What this task involves:
Extract, from the records beneath this instruction, each line that contains the word "Lake".

[Entries with figure data]
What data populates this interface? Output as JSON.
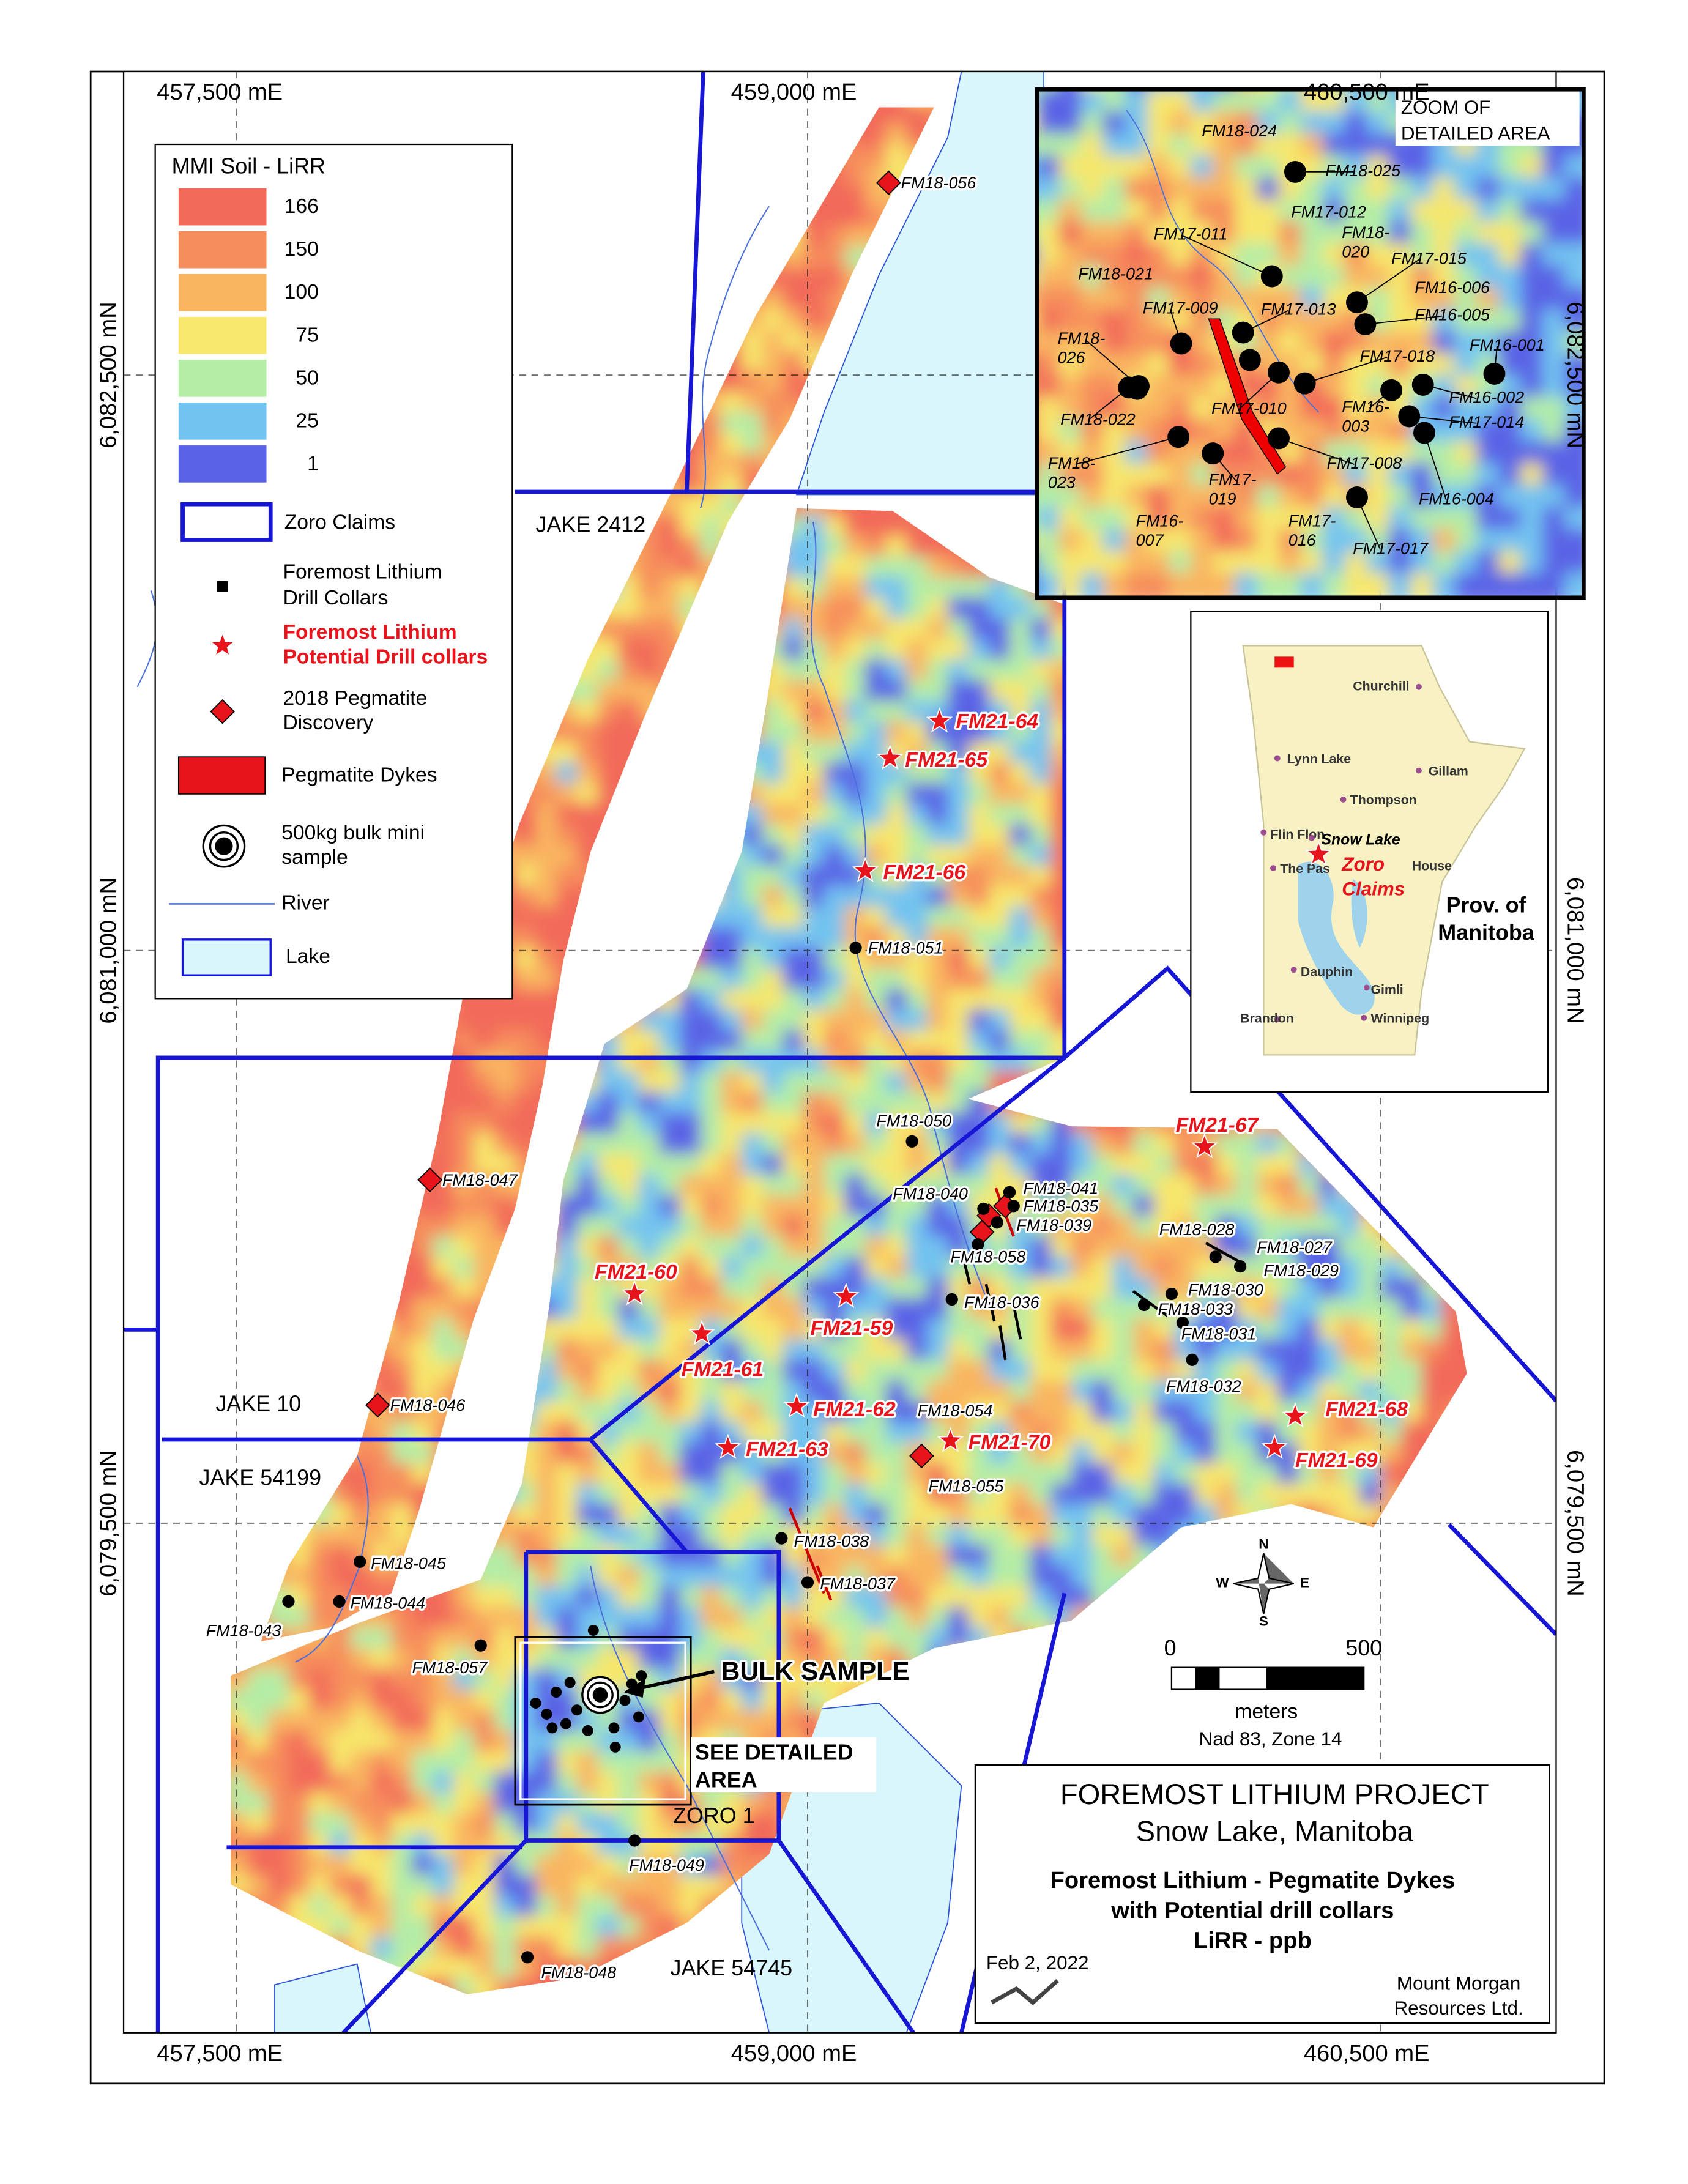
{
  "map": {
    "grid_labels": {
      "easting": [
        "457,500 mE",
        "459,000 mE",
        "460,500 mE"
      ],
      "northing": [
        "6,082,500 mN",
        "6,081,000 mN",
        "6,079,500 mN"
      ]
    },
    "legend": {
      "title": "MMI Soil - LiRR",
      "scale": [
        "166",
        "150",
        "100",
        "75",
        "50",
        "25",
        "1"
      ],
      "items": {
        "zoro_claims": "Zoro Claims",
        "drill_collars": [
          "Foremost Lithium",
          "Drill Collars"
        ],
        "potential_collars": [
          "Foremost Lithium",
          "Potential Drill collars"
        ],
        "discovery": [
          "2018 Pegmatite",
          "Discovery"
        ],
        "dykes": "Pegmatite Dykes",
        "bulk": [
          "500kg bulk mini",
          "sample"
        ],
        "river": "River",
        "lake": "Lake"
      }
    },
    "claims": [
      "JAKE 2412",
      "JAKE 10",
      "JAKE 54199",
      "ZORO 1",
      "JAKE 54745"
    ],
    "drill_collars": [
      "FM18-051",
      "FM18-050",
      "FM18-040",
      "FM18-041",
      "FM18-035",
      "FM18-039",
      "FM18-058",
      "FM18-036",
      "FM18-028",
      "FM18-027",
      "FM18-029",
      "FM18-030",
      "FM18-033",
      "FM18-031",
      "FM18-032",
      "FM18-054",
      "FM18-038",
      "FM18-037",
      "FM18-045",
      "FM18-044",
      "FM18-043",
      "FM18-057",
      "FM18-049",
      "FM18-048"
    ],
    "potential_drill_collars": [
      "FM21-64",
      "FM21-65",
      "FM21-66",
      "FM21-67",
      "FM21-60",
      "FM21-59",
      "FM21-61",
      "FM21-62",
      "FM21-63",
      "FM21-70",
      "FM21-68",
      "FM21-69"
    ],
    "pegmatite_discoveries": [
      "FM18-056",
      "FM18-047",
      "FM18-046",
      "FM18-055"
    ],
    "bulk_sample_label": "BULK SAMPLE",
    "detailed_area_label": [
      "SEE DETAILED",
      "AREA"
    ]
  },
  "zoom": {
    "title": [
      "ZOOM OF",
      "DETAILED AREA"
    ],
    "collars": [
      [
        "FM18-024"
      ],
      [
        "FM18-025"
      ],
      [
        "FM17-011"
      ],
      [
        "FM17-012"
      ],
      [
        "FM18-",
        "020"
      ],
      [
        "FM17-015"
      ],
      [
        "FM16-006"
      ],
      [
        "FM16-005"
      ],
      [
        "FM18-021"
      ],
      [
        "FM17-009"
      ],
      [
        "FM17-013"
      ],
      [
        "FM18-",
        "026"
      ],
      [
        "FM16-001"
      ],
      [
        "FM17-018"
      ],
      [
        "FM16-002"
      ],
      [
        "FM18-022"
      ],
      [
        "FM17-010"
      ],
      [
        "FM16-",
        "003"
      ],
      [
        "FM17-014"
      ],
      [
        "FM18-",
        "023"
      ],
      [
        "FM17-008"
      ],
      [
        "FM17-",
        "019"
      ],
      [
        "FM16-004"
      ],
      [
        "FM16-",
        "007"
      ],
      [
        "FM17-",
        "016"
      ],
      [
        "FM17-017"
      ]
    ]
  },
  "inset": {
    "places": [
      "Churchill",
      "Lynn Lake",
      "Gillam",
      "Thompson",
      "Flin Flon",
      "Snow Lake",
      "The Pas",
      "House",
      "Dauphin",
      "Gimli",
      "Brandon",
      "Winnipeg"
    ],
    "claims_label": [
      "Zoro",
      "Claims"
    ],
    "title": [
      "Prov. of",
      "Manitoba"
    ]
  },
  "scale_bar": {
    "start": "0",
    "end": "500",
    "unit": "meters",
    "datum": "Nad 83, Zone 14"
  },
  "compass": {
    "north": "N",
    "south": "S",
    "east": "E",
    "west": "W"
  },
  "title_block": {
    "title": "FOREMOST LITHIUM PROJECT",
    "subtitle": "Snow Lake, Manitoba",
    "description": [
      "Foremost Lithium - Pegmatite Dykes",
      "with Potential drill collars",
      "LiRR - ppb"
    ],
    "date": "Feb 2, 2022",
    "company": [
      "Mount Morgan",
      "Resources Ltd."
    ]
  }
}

The result:
        "lake": "Lake"
      "Lynn Lake",
      "Snow Lake",
    "subtitle": "Snow Lake, Manitoba",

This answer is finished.